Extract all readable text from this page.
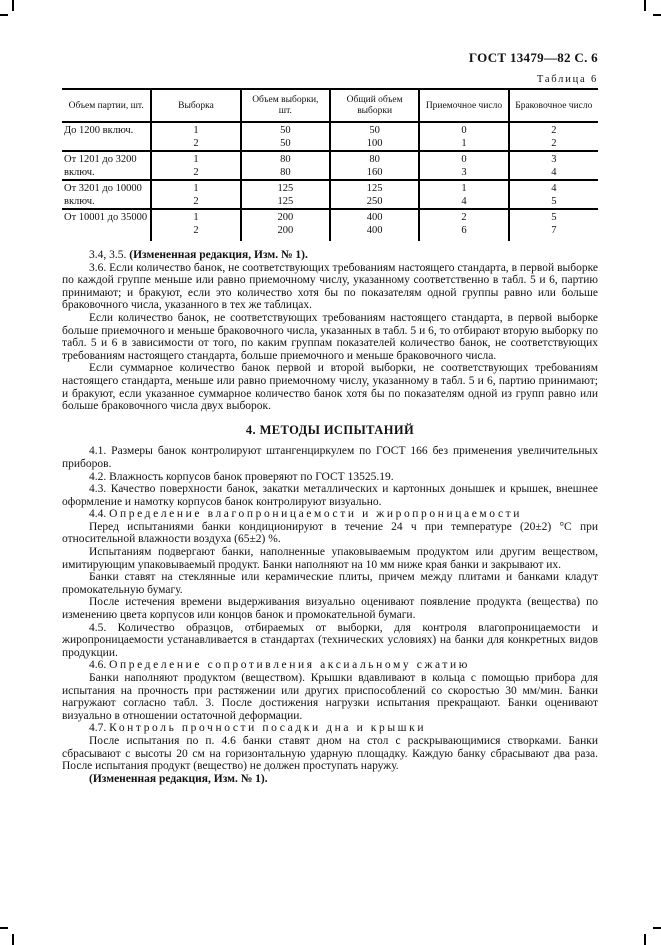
ГОСТ 13479—82 С. 6
Таблица 6
Объем партии, шт.	Выборка	Объем выборки, шт.	Общий объем выборки	Приемочное число	Браковочное число
До 1200 включ.	1	50	50	0	2
	2	50	100	1	2
От 1201 до 3200 включ.	1	80	80	0	3
	2	80	160	3	4
От 3201 до 10000 включ.	1	125	125	1	4
	2	125	250	4	5
От 10001 до 35000	1	200	400	2	5
	2	200	400	6	7

3.4, 3.5. (Измененная редакция, Изм. № 1).

3.6. Если количество банок, не соответствующих требованиям настоящего стандарта, в первой выборке по каждой группе меньше или равно приемочному числу, указанному соответственно в табл. 5 и 6, партию принимают; и бракуют, если это количество хотя бы по показателям одной группы равно или больше браковочного числа, указанного в тех же таблицах.

Если количество банок, не соответствующих требованиям настоящего стандарта, в первой выборке больше приемочного и меньше браковочного числа, указанных в табл. 5 и 6, то отбирают вторую выборку по табл. 5 и 6 в зависимости от того, по каким группам показателей количество банок, не соответствующих требованиям настоящего стандарта, больше приемочного и меньше браковочного числа.

Если суммарное количество банок первой и второй выборки, не соответствующих требованиям настоящего стандарта, меньше или равно приемочному числу, указанному в табл. 5 и 6, партию принимают; и бракуют, если указанное суммарное количество банок хотя бы по показателям одной из групп равно или больше браковочного числа двух выборок.

4. МЕТОДЫ ИСПЫТАНИЙ

4.1. Размеры банок контролируют штангенциркулем по ГОСТ 166 без применения увеличительных приборов.

4.2. Влажность корпусов банок проверяют по ГОСТ 13525.19.

4.3. Качество поверхности банок, закатки металлических и картонных донышек и крышек, внешнее оформление и намотку корпусов банок контролируют визуально.

4.4. Определение влагопроницаемости и жиропроницаемости

Перед испытаниями банки кондиционируют в течение 24 ч при температуре (20±2) °С при относительной влажности воздуха (65±2) %.

Испытаниям подвергают банки, наполненные упаковываемым продуктом или другим веществом, имитирующим упаковываемый продукт. Банки наполняют на 10 мм ниже края банки и закрывают их.

Банки ставят на стеклянные или керамические плиты, причем между плитами и банками кладут промокательную бумагу.

После истечения времени выдерживания визуально оценивают появление продукта (вещества) по изменению цвета корпусов или концов банок и промокательной бумаги.

4.5. Количество образцов, отбираемых от выборки, для контроля влагопроницаемости и жиропроницаемости устанавливается в стандартах (технических условиях) на банки для конкретных видов продукции.

4.6. Определение сопротивления аксиальному сжатию

Банки наполняют продуктом (веществом). Крышки вдавливают в кольца с помощью прибора для испытания на прочность при растяжении или других приспособлений со скоростью 30 мм/мин. Банки нагружают согласно табл. 3. После достижения нагрузки испытания прекращают. Банки оценивают визуально в отношении остаточной деформации.

4.7. Контроль прочности посадки дна и крышки

После испытания по п. 4.6 банки ставят дном на стол с раскрывающимися створками. Банки сбрасывают с высоты 20 см на горизонтальную ударную площадку. Каждую банку сбрасывают два раза. После испытания продукт (вещество) не должен проступать наружу.

(Измененная редакция, Изм. № 1).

### WHAT IS NEEDED
Every line of the records that includes the word "требованиям" should be gathered.

### EXERCISE SOLUTION
3.6. Если количество банок, не соответствующих требованиям настоящего стандарта, в первой выборке по каждой группе меньше или равно приемочному числу, указанному соответственно в табл. 5 и 6, партию принимают; и бракуют, если это количество хотя бы по показателям одной группы равно или больше браковочного числа, указанного в тех же таблицах.
Если количество банок, не соответствующих требованиям настоящего стандарта, в первой выборке больше приемочного и меньше браковочного числа, указанных в табл. 5 и 6, то отбирают вторую выборку по табл. 5 и 6 в зависимости от того, по каким группам показателей количество банок, не соответствующих требованиям настоящего стандарта, больше приемочного и меньше браковочного числа.
Если суммарное количество банок первой и второй выборки, не соответствующих требованиям настоящего стандарта, меньше или равно приемочному числу, указанному в табл. 5 и 6, партию принимают; и бракуют, если указанное суммарное количество банок хотя бы по показателям одной из групп равно или больше браковочного числа двух выборок.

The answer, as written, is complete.